**WORK REQUIRED:**
Repeat the listing below in full, exactly as it stands.

**DATA PROVIDED:**

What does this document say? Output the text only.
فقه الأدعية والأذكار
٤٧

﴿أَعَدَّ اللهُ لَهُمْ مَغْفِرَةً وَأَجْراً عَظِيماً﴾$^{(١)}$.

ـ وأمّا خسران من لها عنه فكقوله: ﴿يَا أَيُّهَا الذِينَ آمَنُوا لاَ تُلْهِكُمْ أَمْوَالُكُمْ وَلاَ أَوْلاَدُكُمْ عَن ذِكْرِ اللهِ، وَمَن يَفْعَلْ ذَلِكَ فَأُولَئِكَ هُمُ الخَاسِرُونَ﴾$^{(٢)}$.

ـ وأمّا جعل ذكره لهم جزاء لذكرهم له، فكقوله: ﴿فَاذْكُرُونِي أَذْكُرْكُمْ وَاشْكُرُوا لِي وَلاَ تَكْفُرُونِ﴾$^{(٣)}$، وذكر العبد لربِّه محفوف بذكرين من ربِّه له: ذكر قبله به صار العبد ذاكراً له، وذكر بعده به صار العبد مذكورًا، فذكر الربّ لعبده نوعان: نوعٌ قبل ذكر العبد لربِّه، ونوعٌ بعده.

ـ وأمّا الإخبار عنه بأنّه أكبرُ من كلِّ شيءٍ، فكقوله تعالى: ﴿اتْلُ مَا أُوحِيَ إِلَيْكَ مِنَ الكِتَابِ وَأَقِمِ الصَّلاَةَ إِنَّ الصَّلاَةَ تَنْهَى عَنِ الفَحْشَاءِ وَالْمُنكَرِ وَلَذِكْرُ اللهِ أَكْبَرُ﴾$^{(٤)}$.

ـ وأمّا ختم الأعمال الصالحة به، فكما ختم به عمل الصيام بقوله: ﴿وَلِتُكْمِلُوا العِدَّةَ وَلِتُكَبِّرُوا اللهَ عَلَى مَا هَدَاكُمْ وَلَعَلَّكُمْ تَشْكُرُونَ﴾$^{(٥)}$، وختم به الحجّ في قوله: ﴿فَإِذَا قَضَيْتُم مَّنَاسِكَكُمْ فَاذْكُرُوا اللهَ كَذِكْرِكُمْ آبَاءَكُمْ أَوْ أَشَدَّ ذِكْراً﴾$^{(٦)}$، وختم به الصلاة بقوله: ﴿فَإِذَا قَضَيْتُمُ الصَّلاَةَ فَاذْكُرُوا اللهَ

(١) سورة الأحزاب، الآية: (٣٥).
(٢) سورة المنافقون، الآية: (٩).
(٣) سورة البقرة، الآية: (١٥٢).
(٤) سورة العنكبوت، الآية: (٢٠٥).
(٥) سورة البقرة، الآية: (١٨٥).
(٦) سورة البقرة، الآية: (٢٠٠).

**WORKED SOLUTION:**
What does this document say? Output the text only.
فقه الأدعية والأذكار
٤٧

﴿أَعَدَّ اللهُ لَهُمْ مَغْفِرَةً وَأَجْراً عَظِيماً﴾$^{(١)}$.

ـ وأمّا خسران من لها عنه فكقوله: ﴿يَا أَيُّهَا الذِينَ آمَنُوا لاَ تُلْهِكُمْ أَمْوَالُكُمْ وَلاَ أَوْلاَدُكُمْ عَن ذِكْرِ اللهِ، وَمَن يَفْعَلْ ذَلِكَ فَأُولَئِكَ هُمُ الخَاسِرُونَ﴾$^{(٢)}$.

ـ وأمّا جعل ذكره لهم جزاء لذكرهم له، فكقوله: ﴿فَاذْكُرُونِي أَذْكُرْكُمْ وَاشْكُرُوا لِي وَلاَ تَكْفُرُونِ﴾$^{(٣)}$، وذكر العبد لربِّه محفوف بذكرين من ربِّه له: ذكر قبله به صار العبد ذاكراً له، وذكر بعده به صار العبد مذكورًا، فذكر الربّ لعبده نوعان: نوعٌ قبل ذكر العبد لربِّه، ونوعٌ بعده.

ـ وأمّا الإخبار عنه بأنّه أكبرُ من كلِّ شيءٍ، فكقوله تعالى: ﴿اتْلُ مَا أُوحِيَ إِلَيْكَ مِنَ الكِتَابِ وَأَقِمِ الصَّلاَةَ إِنَّ الصَّلاَةَ تَنْهَى عَنِ الفَحْشَاءِ وَالْمُنكَرِ وَلَذِكْرُ اللهِ أَكْبَرُ﴾$^{(٤)}$.

ـ وأمّا ختم الأعمال الصالحة به، فكما ختم به عمل الصيام بقوله: ﴿وَلِتُكْمِلُوا العِدَّةَ وَلِتُكَبِّرُوا اللهَ عَلَى مَا هَدَاكُمْ وَلَعَلَّكُمْ تَشْكُرُونَ﴾$^{(٥)}$، وختم به الحجّ في قوله: ﴿فَإِذَا قَضَيْتُم مَّنَاسِكَكُمْ فَاذْكُرُوا اللهَ كَذِكْرِكُمْ آبَاءَكُمْ أَوْ أَشَدَّ ذِكْراً﴾$^{(٦)}$، وختم به الصلاة بقوله: ﴿فَإِذَا قَضَيْتُمُ الصَّلاَةَ فَاذْكُرُوا اللهَ

(١) سورة الأحزاب، الآية: (٣٥).
(٢) سورة المنافقون، الآية: (٩).
(٣) سورة البقرة، الآية: (١٥٢).
(٤) سورة العنكبوت، الآية: (٢٠٥).
(٥) سورة البقرة، الآية: (١٨٥).
(٦) سورة البقرة، الآية: (٢٠٠).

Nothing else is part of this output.